To be done — Identify the lines containing the word "Miguel". Copy each one.

>> begin Listed records

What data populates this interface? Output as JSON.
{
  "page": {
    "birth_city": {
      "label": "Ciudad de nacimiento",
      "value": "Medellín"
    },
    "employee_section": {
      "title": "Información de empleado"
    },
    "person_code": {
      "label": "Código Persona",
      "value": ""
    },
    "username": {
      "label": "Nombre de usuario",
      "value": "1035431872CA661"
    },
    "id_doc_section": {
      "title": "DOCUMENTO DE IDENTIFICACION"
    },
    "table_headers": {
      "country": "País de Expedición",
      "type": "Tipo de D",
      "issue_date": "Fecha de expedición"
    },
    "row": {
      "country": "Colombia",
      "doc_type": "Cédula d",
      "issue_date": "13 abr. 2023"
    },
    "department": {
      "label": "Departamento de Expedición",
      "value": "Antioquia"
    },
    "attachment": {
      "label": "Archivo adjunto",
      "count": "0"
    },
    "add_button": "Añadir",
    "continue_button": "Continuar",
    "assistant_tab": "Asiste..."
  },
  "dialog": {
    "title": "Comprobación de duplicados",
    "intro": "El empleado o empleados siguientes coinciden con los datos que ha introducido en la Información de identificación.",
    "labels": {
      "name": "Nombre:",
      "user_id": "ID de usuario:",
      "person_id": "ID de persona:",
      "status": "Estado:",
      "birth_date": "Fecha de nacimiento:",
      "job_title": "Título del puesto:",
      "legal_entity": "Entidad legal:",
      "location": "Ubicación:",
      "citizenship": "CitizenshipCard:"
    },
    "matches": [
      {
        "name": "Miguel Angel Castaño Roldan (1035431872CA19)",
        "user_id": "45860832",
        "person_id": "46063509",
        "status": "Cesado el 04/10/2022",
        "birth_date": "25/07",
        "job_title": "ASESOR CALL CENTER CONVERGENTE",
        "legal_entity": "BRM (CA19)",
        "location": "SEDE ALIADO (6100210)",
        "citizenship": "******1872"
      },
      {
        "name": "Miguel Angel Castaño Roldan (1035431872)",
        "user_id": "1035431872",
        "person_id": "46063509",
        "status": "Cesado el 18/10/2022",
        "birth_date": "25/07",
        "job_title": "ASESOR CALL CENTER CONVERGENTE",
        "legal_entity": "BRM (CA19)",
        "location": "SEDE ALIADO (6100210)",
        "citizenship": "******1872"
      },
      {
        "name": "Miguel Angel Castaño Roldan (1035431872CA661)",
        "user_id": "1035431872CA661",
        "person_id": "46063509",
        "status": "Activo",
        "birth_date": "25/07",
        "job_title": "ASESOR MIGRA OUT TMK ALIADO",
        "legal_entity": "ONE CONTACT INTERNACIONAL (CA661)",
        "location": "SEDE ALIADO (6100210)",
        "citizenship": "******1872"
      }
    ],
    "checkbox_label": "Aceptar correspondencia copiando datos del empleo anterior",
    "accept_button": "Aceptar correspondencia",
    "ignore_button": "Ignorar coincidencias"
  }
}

>> end Listed records

Solution to the exercise —
        "name": "Miguel Angel Castaño Roldan (1035431872CA19)",
        "name": "Miguel Angel Castaño Roldan (1035431872)",
        "name": "Miguel Angel Castaño Roldan (1035431872CA661)",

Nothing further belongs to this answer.